- **Problem details**: Restate the complete material exactly.
>> Begin
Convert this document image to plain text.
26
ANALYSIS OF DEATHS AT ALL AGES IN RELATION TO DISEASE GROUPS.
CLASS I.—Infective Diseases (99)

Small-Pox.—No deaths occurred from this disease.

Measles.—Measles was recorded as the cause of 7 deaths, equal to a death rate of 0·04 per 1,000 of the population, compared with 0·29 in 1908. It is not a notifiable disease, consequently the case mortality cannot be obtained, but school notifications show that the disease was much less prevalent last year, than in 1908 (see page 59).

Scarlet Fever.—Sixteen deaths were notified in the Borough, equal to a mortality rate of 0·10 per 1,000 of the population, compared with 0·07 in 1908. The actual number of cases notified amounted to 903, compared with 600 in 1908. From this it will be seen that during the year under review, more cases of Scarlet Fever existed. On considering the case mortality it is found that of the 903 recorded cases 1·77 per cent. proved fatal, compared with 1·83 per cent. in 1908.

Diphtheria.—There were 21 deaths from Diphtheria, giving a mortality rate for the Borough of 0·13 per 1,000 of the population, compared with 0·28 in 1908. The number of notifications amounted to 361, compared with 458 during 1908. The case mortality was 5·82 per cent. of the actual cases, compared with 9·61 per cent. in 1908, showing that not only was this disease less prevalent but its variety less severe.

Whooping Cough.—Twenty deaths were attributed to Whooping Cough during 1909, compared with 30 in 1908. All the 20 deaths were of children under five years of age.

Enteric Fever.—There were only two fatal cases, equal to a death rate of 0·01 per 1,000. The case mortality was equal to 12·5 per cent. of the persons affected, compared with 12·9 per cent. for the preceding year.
>> End
- **Response**:
Convert this document image to plain text.
26
ANALYSIS OF DEATHS AT ALL AGES IN RELATION TO DISEASE GROUPS.
CLASS I.—Infective Diseases (99)

Small-Pox.—No deaths occurred from this disease.

Measles.—Measles was recorded as the cause of 7 deaths, equal to a death rate of 0·04 per 1,000 of the population, compared with 0·29 in 1908. It is not a notifiable disease, consequently the case mortality cannot be obtained, but school notifications show that the disease was much less prevalent last year, than in 1908 (see page 59).

Scarlet Fever.—Sixteen deaths were notified in the Borough, equal to a mortality rate of 0·10 per 1,000 of the population, compared with 0·07 in 1908. The actual number of cases notified amounted to 903, compared with 600 in 1908. From this it will be seen that during the year under review, more cases of Scarlet Fever existed. On considering the case mortality it is found that of the 903 recorded cases 1·77 per cent. proved fatal, compared with 1·83 per cent. in 1908.

Diphtheria.—There were 21 deaths from Diphtheria, giving a mortality rate for the Borough of 0·13 per 1,000 of the population, compared with 0·28 in 1908. The number of notifications amounted to 361, compared with 458 during 1908. The case mortality was 5·82 per cent. of the actual cases, compared with 9·61 per cent. in 1908, showing that not only was this disease less prevalent but its variety less severe.

Whooping Cough.—Twenty deaths were attributed to Whooping Cough during 1909, compared with 30 in 1908. All the 20 deaths were of children under five years of age.

Enteric Fever.—There were only two fatal cases, equal to a death rate of 0·01 per 1,000. The case mortality was equal to 12·5 per cent. of the persons affected, compared with 12·9 per cent. for the preceding year.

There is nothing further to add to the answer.